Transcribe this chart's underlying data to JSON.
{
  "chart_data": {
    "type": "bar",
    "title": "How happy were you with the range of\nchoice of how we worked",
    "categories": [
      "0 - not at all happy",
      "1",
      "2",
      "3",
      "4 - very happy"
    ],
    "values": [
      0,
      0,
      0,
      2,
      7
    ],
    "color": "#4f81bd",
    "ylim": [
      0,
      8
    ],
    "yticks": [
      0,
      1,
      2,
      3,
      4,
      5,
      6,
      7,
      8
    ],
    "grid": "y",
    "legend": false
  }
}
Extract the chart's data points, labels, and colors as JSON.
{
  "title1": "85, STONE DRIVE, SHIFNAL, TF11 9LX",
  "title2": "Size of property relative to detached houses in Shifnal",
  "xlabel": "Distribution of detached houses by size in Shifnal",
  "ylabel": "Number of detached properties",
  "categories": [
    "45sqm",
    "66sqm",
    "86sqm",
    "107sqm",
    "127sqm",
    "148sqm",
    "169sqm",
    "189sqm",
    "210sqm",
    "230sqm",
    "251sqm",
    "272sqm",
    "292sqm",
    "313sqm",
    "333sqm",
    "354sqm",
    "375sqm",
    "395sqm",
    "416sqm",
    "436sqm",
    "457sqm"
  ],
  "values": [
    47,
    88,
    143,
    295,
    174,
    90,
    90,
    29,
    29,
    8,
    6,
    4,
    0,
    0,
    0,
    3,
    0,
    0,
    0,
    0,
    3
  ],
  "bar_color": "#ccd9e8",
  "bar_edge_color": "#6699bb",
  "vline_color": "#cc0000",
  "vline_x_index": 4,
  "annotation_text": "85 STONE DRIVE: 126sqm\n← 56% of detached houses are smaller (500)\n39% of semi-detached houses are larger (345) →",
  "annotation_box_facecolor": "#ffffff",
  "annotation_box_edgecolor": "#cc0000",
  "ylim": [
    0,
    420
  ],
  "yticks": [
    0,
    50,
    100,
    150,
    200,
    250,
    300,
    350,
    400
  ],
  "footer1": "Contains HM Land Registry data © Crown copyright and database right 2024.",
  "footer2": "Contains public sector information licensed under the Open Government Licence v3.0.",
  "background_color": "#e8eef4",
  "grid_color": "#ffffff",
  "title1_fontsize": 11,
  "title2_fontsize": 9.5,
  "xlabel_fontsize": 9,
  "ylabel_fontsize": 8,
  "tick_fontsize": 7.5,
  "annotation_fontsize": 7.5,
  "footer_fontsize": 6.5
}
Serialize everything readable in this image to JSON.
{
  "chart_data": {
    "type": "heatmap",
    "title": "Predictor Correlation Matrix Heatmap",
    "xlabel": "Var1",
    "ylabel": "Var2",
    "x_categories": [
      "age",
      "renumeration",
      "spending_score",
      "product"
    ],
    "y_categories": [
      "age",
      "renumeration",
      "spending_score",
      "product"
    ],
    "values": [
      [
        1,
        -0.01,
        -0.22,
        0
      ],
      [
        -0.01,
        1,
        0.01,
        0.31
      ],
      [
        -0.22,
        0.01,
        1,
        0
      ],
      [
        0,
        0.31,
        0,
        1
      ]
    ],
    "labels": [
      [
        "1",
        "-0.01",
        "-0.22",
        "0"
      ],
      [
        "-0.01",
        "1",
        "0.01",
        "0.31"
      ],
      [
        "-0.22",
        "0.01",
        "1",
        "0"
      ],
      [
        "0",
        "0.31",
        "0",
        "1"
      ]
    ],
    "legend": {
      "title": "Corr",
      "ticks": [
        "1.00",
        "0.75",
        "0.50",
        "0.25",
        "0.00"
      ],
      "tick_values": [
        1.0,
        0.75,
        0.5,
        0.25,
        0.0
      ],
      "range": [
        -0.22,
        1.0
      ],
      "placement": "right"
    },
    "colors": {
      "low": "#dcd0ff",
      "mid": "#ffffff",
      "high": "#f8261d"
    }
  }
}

==============================

- **WORK INSTRUCTIONS**: Repeat the entries exactly, all of them.

- **TASK RESPONSE**:
Transcribe this chart's underlying data to JSON.
{
  "chart_data": {
    "type": "bar",
    "title": "How happy were you with the range of\nchoice of how we worked",
    "categories": [
      "0 - not at all happy",
      "1",
      "2",
      "3",
      "4 - very happy"
    ],
    "values": [
      0,
      0,
      0,
      2,
      7
    ],
    "color": "#4f81bd",
    "ylim": [
      0,
      8
    ],
    "yticks": [
      0,
      1,
      2,
      3,
      4,
      5,
      6,
      7,
      8
    ],
    "grid": "y",
    "legend": false
  }
}
Extract the chart's data points, labels, and colors as JSON.
{
  "title1": "85, STONE DRIVE, SHIFNAL, TF11 9LX",
  "title2": "Size of property relative to detached houses in Shifnal",
  "xlabel": "Distribution of detached houses by size in Shifnal",
  "ylabel": "Number of detached properties",
  "categories": [
    "45sqm",
    "66sqm",
    "86sqm",
    "107sqm",
    "127sqm",
    "148sqm",
    "169sqm",
    "189sqm",
    "210sqm",
    "230sqm",
    "251sqm",
    "272sqm",
    "292sqm",
    "313sqm",
    "333sqm",
    "354sqm",
    "375sqm",
    "395sqm",
    "416sqm",
    "436sqm",
    "457sqm"
  ],
  "values": [
    47,
    88,
    143,
    295,
    174,
    90,
    90,
    29,
    29,
    8,
    6,
    4,
    0,
    0,
    0,
    3,
    0,
    0,
    0,
    0,
    3
  ],
  "bar_color": "#ccd9e8",
  "bar_edge_color": "#6699bb",
  "vline_color": "#cc0000",
  "vline_x_index": 4,
  "annotation_text": "85 STONE DRIVE: 126sqm\n← 56% of detached houses are smaller (500)\n39% of semi-detached houses are larger (345) →",
  "annotation_box_facecolor": "#ffffff",
  "annotation_box_edgecolor": "#cc0000",
  "ylim": [
    0,
    420
  ],
  "yticks": [
    0,
    50,
    100,
    150,
    200,
    250,
    300,
    350,
    400
  ],
  "footer1": "Contains HM Land Registry data © Crown copyright and database right 2024.",
  "footer2": "Contains public sector information licensed under the Open Government Licence v3.0.",
  "background_color": "#e8eef4",
  "grid_color": "#ffffff",
  "title1_fontsize": 11,
  "title2_fontsize": 9.5,
  "xlabel_fontsize": 9,
  "ylabel_fontsize": 8,
  "tick_fontsize": 7.5,
  "annotation_fontsize": 7.5,
  "footer_fontsize": 6.5
}
Serialize everything readable in this image to JSON.
{
  "chart_data": {
    "type": "heatmap",
    "title": "Predictor Correlation Matrix Heatmap",
    "xlabel": "Var1",
    "ylabel": "Var2",
    "x_categories": [
      "age",
      "renumeration",
      "spending_score",
      "product"
    ],
    "y_categories": [
      "age",
      "renumeration",
      "spending_score",
      "product"
    ],
    "values": [
      [
        1,
        -0.01,
        -0.22,
        0
      ],
      [
        -0.01,
        1,
        0.01,
        0.31
      ],
      [
        -0.22,
        0.01,
        1,
        0
      ],
      [
        0,
        0.31,
        0,
        1
      ]
    ],
    "labels": [
      [
        "1",
        "-0.01",
        "-0.22",
        "0"
      ],
      [
        "-0.01",
        "1",
        "0.01",
        "0.31"
      ],
      [
        "-0.22",
        "0.01",
        "1",
        "0"
      ],
      [
        "0",
        "0.31",
        "0",
        "1"
      ]
    ],
    "legend": {
      "title": "Corr",
      "ticks": [
        "1.00",
        "0.75",
        "0.50",
        "0.25",
        "0.00"
      ],
      "tick_values": [
        1.0,
        0.75,
        0.5,
        0.25,
        0.0
      ],
      "range": [
        -0.22,
        1.0
      ],
      "placement": "right"
    },
    "colors": {
      "low": "#dcd0ff",
      "mid": "#ffffff",
      "high": "#f8261d"
    }
  }
}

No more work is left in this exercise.